● **GIVEN PROBLEM**: Below are the records. Gather each line that holds "name".

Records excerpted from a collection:
>>>>

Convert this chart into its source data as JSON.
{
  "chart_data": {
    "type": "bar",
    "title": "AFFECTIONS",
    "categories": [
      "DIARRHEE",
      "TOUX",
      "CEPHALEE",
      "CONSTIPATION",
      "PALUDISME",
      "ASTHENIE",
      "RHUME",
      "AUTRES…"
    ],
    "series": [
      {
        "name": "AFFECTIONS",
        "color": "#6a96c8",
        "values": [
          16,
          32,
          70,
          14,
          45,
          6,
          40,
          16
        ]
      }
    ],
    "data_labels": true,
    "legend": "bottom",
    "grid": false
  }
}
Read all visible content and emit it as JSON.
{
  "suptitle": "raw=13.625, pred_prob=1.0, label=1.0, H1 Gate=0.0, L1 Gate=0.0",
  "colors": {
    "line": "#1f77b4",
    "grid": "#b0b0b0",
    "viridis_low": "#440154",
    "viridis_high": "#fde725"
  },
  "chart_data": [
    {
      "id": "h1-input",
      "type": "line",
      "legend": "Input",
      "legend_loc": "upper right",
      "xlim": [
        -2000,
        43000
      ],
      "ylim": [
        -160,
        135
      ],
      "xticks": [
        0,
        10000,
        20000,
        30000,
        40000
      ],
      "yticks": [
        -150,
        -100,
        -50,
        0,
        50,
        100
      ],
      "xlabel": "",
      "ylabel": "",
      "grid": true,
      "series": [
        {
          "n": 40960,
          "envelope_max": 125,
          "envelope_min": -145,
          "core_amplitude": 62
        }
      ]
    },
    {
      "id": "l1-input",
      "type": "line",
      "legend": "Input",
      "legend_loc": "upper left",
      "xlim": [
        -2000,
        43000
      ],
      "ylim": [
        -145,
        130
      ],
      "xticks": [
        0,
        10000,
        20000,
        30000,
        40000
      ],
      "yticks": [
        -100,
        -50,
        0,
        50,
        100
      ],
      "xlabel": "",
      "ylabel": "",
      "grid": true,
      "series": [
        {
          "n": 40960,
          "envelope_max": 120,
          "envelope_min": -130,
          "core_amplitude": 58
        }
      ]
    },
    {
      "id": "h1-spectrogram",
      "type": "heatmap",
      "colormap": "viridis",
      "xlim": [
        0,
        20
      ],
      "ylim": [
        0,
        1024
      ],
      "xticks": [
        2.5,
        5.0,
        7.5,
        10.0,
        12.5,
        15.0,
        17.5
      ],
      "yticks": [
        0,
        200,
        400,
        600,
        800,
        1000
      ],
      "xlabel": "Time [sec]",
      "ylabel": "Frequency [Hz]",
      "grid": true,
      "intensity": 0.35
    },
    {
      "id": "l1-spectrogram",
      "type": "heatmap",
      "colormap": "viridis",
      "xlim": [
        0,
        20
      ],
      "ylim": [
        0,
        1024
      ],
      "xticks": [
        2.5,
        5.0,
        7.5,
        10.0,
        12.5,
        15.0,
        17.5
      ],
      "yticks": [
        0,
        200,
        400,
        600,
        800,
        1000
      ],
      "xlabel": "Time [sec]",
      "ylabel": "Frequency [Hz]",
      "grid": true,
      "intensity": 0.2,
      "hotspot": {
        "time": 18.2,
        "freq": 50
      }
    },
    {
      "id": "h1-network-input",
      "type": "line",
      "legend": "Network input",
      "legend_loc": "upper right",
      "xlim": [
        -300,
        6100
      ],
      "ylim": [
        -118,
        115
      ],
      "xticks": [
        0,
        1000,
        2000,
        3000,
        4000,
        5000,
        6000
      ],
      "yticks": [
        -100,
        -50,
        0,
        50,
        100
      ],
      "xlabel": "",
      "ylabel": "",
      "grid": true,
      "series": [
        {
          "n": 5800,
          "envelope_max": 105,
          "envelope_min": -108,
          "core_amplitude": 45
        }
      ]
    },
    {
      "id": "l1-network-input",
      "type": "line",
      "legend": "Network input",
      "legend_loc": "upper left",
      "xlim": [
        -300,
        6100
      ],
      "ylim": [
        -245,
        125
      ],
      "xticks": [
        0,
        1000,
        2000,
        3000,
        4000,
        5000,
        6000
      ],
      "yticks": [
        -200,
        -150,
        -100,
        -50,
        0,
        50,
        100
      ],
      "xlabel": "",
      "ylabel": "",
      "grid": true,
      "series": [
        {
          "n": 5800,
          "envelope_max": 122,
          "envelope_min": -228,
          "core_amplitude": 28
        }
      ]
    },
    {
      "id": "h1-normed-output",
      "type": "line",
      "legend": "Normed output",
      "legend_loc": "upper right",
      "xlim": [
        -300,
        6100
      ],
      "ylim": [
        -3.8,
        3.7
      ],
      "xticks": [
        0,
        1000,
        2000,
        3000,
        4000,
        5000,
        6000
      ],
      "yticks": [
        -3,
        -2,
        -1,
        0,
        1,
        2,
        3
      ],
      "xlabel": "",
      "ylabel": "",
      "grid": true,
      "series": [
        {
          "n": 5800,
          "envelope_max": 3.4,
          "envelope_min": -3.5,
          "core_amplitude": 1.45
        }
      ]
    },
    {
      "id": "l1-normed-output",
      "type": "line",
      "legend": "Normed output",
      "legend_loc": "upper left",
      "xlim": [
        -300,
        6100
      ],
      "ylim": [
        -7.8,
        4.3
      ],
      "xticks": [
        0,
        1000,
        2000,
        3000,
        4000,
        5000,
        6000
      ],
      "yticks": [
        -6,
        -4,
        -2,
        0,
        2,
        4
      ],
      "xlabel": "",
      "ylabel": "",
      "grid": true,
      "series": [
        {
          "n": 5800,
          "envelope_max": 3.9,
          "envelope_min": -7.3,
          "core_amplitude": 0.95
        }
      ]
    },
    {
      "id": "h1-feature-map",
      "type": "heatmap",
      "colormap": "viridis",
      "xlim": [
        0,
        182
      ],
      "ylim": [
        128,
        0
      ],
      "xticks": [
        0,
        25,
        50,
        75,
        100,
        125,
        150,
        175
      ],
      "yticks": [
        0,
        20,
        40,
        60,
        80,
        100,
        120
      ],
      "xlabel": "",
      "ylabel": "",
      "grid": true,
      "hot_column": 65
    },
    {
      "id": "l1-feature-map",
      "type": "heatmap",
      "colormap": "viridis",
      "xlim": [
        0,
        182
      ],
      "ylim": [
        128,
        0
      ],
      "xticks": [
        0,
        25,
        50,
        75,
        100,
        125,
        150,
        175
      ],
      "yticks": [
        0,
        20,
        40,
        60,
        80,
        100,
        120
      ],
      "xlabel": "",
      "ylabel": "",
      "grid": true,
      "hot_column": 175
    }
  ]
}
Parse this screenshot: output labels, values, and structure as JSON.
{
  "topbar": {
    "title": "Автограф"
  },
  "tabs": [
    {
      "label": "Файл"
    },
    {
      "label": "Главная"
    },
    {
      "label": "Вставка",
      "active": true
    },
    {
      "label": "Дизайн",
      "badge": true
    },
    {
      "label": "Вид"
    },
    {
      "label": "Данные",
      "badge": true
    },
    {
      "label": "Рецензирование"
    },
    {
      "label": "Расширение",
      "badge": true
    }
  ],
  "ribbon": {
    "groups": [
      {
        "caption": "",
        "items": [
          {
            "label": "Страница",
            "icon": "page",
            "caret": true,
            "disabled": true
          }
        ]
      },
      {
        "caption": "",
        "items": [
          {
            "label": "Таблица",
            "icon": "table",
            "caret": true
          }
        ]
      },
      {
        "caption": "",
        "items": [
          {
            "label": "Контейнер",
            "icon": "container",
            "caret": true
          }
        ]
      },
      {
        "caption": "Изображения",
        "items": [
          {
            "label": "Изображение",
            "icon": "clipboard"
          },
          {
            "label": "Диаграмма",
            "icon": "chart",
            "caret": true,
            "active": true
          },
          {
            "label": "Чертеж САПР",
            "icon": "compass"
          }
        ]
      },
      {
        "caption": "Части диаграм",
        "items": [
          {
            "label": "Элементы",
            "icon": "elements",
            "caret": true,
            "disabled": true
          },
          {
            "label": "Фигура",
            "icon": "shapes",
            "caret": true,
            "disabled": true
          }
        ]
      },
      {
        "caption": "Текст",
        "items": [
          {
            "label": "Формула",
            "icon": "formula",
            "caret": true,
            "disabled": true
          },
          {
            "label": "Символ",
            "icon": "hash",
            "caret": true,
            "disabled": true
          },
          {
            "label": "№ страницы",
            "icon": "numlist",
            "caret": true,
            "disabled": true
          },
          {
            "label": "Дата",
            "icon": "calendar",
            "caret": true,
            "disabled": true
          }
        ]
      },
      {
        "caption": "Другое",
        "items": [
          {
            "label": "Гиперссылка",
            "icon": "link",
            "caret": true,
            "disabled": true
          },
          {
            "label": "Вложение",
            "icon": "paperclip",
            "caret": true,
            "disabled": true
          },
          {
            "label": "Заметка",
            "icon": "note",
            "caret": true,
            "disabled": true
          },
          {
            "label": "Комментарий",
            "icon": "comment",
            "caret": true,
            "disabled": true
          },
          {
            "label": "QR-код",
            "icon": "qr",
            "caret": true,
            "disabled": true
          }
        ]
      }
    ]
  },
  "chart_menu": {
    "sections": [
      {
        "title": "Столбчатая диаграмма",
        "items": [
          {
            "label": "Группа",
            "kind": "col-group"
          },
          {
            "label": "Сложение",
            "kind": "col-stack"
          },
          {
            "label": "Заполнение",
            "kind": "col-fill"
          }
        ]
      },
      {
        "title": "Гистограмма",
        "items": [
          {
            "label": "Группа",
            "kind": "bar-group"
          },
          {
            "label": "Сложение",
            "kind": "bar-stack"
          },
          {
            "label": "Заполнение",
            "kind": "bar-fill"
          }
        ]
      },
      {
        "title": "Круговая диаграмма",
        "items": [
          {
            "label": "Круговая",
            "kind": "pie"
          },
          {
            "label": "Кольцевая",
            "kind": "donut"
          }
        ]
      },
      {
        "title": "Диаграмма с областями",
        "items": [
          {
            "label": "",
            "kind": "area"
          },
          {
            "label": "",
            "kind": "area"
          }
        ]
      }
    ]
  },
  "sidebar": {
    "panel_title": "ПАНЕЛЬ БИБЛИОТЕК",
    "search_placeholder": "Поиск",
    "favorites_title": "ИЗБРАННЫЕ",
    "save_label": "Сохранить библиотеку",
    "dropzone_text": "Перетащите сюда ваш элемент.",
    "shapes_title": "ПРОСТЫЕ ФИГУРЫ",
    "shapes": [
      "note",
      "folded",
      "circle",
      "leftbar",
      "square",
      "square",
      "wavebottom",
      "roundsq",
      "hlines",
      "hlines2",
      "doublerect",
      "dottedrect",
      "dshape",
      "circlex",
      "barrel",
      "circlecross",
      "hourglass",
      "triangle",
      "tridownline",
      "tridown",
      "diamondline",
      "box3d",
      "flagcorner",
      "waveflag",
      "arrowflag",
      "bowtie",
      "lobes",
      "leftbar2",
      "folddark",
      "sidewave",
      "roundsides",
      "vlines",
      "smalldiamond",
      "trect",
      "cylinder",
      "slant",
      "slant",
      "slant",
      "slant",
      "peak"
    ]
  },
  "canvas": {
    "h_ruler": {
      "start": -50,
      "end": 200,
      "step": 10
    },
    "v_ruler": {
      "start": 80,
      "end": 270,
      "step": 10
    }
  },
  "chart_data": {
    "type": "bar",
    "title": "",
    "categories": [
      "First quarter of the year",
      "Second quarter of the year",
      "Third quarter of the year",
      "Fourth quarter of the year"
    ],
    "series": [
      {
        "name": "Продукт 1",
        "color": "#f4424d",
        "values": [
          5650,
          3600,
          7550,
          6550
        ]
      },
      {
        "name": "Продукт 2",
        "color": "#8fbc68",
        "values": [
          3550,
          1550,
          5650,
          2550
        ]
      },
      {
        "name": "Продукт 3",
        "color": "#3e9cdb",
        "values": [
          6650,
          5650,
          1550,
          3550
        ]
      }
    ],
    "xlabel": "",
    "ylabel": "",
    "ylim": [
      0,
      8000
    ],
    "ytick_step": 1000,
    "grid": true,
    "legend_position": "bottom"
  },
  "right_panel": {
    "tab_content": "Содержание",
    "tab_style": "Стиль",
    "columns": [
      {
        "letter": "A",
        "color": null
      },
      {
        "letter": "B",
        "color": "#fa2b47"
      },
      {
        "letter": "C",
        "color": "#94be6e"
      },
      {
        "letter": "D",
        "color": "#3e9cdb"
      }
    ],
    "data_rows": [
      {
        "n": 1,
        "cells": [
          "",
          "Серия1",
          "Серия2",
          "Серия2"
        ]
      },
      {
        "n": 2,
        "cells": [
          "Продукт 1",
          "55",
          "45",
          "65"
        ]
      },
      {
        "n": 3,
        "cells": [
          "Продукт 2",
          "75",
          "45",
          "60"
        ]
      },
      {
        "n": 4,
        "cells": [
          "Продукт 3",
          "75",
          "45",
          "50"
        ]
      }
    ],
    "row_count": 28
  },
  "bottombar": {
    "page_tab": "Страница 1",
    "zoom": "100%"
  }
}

<<<<

● **ANSWER TO THE TASK**:
        "name": "AFFECTIONS",
        "name": "Продукт 1",
        "name": "Продукт 2",
        "name": "Продукт 3",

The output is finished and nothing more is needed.